WORK TO DO — Copy out the entries word for word, from the line with "Find all labels, buttons, inputs, and" to the line with "route-link[interactable]: ROUTE — [1698, 396, 1719, 406]", and nothing else.

DATA SHOWN —
★ ★ ★

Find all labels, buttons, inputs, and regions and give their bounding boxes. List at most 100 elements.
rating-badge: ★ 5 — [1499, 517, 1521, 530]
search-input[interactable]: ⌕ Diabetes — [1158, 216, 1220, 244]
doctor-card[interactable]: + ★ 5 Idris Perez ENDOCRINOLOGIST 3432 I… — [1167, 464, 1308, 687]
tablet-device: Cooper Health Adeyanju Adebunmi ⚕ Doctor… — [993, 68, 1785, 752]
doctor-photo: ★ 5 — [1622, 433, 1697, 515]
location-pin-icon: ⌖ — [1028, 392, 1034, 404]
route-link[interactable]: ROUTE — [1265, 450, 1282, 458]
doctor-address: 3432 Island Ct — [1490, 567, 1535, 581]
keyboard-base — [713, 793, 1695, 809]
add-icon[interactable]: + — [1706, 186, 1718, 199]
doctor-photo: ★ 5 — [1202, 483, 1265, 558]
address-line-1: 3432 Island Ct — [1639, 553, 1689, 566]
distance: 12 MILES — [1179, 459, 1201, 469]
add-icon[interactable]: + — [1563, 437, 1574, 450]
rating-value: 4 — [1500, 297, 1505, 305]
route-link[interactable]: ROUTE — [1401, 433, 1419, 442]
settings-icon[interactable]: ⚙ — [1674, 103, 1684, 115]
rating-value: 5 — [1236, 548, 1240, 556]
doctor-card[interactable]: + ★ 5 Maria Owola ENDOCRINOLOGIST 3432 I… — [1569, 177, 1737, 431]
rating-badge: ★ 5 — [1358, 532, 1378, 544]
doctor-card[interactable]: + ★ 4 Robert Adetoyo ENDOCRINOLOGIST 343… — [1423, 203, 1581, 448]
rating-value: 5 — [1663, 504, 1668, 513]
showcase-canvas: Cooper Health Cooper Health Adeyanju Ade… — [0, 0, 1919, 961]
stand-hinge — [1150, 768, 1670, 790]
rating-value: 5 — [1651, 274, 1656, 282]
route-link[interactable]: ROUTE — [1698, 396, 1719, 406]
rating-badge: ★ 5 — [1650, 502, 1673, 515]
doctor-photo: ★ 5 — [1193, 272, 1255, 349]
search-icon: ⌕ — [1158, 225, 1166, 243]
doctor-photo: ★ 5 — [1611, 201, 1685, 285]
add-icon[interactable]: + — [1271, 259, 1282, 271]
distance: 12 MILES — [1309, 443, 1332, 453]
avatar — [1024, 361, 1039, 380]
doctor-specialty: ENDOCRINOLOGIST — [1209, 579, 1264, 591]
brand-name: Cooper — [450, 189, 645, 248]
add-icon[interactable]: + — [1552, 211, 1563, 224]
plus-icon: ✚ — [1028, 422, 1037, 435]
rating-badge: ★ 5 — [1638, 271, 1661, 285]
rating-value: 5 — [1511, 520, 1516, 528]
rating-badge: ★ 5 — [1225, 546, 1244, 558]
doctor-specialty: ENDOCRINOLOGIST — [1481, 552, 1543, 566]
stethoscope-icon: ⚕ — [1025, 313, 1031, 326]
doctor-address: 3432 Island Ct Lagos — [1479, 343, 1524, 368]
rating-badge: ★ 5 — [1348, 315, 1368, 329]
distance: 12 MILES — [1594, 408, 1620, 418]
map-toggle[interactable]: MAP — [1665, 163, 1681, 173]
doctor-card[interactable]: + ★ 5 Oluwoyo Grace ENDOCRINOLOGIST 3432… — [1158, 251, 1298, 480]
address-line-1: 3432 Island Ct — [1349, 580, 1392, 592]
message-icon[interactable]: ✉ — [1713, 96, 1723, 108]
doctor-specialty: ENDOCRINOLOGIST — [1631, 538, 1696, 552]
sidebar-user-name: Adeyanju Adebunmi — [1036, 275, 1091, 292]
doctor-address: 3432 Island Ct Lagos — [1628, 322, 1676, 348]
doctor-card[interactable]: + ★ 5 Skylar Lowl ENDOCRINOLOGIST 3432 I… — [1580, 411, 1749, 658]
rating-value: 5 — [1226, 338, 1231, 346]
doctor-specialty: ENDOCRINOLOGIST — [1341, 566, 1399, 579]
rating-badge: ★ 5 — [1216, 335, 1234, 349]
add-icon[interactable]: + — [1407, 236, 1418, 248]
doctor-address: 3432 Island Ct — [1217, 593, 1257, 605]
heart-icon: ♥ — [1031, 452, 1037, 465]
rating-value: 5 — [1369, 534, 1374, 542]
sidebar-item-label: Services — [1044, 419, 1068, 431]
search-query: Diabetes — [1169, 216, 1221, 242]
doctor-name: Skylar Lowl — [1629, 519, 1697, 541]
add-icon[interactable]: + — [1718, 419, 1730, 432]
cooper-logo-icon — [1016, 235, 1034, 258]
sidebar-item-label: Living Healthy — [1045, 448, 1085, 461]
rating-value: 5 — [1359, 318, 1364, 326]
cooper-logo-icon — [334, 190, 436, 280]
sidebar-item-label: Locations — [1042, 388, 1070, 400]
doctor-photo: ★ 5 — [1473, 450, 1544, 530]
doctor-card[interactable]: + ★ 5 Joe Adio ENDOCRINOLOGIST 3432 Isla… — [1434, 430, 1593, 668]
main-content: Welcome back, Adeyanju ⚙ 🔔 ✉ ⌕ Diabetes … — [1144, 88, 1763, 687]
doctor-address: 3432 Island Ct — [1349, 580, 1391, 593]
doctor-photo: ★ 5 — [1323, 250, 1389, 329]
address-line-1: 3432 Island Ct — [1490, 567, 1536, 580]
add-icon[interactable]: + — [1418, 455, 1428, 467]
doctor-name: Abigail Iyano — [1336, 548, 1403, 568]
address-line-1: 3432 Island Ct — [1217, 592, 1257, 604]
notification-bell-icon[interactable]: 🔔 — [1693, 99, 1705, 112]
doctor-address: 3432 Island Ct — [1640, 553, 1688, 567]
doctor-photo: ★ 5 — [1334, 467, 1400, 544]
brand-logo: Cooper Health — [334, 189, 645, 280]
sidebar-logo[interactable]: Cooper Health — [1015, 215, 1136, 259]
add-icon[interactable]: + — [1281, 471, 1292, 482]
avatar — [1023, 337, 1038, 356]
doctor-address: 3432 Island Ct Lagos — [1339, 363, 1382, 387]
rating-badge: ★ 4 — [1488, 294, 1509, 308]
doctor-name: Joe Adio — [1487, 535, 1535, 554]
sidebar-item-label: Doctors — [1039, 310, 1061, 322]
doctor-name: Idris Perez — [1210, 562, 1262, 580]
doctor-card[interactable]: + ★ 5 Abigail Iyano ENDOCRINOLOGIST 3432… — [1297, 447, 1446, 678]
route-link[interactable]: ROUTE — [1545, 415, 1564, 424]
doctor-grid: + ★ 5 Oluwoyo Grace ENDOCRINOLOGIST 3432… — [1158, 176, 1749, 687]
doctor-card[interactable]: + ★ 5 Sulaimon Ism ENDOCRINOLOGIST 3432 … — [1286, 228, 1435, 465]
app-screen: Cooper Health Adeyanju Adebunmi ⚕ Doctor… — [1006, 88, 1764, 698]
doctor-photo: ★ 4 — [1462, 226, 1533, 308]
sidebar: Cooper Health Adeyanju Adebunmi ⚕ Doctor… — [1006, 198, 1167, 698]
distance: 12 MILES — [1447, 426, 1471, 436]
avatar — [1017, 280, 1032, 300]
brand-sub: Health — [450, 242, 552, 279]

★ ★ ★

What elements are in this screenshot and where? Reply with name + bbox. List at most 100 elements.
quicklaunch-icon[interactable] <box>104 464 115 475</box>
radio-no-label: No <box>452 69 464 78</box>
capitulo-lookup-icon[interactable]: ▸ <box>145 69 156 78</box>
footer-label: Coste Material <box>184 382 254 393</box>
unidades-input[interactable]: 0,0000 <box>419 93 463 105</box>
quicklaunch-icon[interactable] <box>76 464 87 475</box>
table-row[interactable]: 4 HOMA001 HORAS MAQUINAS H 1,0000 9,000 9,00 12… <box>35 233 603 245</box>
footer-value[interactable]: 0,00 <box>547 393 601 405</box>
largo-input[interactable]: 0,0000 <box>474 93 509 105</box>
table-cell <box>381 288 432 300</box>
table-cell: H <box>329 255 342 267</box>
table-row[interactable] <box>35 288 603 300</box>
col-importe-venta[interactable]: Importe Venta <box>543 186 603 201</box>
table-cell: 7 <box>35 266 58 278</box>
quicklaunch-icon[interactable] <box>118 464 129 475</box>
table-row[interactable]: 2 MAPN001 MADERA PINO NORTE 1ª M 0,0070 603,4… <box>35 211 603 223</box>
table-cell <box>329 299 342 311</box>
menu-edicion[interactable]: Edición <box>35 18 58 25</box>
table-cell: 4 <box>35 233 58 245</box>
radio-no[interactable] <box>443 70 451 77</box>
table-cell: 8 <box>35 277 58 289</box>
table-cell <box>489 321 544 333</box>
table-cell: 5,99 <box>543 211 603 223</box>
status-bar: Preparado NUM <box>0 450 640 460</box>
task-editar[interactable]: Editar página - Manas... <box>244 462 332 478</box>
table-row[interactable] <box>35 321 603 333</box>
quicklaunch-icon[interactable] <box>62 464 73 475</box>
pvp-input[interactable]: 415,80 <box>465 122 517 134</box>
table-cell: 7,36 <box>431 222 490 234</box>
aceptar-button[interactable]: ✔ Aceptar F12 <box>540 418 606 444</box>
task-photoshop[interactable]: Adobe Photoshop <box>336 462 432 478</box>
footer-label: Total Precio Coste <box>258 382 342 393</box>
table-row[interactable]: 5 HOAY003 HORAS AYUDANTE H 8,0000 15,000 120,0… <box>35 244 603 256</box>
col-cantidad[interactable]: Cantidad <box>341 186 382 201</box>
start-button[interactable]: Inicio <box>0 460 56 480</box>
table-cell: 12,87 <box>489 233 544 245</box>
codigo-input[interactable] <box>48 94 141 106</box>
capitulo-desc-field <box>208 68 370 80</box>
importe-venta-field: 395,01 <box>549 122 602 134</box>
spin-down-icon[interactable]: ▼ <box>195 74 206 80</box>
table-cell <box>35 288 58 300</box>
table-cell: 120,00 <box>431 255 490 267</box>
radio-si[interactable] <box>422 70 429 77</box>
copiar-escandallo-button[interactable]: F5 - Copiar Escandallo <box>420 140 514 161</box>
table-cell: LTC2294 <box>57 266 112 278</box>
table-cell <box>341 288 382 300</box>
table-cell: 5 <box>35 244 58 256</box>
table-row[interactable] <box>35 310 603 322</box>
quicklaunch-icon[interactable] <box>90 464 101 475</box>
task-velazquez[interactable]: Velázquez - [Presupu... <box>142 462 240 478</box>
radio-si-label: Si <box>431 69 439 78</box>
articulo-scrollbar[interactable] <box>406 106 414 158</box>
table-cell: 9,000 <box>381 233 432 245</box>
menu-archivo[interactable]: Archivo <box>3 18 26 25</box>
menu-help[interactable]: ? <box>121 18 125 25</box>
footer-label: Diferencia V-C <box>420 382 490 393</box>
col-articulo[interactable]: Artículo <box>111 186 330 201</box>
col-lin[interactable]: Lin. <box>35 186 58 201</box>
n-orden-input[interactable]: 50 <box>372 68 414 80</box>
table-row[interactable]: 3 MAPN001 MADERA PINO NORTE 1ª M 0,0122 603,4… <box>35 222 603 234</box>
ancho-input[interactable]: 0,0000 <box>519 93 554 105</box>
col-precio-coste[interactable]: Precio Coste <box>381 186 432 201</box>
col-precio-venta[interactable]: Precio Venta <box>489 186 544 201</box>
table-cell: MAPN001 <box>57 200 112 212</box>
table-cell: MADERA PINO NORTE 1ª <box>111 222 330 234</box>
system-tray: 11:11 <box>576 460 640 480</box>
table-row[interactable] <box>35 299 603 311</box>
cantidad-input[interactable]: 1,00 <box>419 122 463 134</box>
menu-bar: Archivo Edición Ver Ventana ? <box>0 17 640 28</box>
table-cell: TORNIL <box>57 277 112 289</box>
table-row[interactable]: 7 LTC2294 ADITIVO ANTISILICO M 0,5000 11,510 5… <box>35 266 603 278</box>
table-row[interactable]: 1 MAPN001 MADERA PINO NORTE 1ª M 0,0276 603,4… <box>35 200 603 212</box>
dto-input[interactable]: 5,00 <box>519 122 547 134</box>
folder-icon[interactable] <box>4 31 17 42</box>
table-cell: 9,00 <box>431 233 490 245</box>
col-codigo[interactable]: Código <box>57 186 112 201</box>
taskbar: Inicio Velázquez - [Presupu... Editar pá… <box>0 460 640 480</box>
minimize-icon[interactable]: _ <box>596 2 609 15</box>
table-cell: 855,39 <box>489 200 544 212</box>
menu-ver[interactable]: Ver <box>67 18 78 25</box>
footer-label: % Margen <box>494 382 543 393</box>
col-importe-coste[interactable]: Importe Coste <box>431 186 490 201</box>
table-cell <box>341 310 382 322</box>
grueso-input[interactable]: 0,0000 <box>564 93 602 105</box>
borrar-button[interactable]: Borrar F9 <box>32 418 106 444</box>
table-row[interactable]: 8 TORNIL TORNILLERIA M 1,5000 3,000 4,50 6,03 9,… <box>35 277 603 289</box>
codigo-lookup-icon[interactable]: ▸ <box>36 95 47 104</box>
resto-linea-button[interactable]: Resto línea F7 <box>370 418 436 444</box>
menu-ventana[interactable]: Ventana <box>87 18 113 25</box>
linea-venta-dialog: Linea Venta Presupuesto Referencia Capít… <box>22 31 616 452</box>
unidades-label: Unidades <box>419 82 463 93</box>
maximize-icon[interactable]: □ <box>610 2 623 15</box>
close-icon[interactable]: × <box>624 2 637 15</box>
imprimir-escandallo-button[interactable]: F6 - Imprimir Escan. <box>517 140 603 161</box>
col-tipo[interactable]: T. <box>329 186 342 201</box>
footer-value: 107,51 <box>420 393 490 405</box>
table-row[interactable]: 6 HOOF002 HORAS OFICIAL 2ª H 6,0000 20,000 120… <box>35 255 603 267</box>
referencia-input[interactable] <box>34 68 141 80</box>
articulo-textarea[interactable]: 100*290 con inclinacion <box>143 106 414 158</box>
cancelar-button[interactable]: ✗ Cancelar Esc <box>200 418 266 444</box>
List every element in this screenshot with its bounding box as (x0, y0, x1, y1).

★ ★ ★

CORRECT RESULT —
Find all labels, buttons, inputs, and regions and give their bounding boxes. List at most 100 elements.
rating-badge: ★ 5 — [1499, 517, 1521, 530]
search-input[interactable]: ⌕ Diabetes — [1158, 216, 1220, 244]
doctor-card[interactable]: + ★ 5 Idris Perez ENDOCRINOLOGIST 3432 I… — [1167, 464, 1308, 687]
tablet-device: Cooper Health Adeyanju Adebunmi ⚕ Doctor… — [993, 68, 1785, 752]
doctor-photo: ★ 5 — [1622, 433, 1697, 515]
location-pin-icon: ⌖ — [1028, 392, 1034, 404]
route-link[interactable]: ROUTE — [1265, 450, 1282, 458]
doctor-address: 3432 Island Ct — [1490, 567, 1535, 581]
keyboard-base — [713, 793, 1695, 809]
add-icon[interactable]: + — [1706, 186, 1718, 199]
doctor-photo: ★ 5 — [1202, 483, 1265, 558]
address-line-1: 3432 Island Ct — [1639, 553, 1689, 566]
distance: 12 MILES — [1179, 459, 1201, 469]
add-icon[interactable]: + — [1563, 437, 1574, 450]
rating-value: 4 — [1500, 297, 1505, 305]
route-link[interactable]: ROUTE — [1401, 433, 1419, 442]
settings-icon[interactable]: ⚙ — [1674, 103, 1684, 115]
rating-value: 5 — [1236, 548, 1240, 556]
doctor-card[interactable]: + ★ 5 Maria Owola ENDOCRINOLOGIST 3432 I… — [1569, 177, 1737, 431]
rating-badge: ★ 5 — [1358, 532, 1378, 544]
doctor-card[interactable]: + ★ 4 Robert Adetoyo ENDOCRINOLOGIST 343… — [1423, 203, 1581, 448]
rating-value: 5 — [1663, 504, 1668, 513]
showcase-canvas: Cooper Health Cooper Health Adeyanju Ade… — [0, 0, 1919, 961]
stand-hinge — [1150, 768, 1670, 790]
rating-value: 5 — [1651, 274, 1656, 282]
route-link[interactable]: ROUTE — [1698, 396, 1719, 406]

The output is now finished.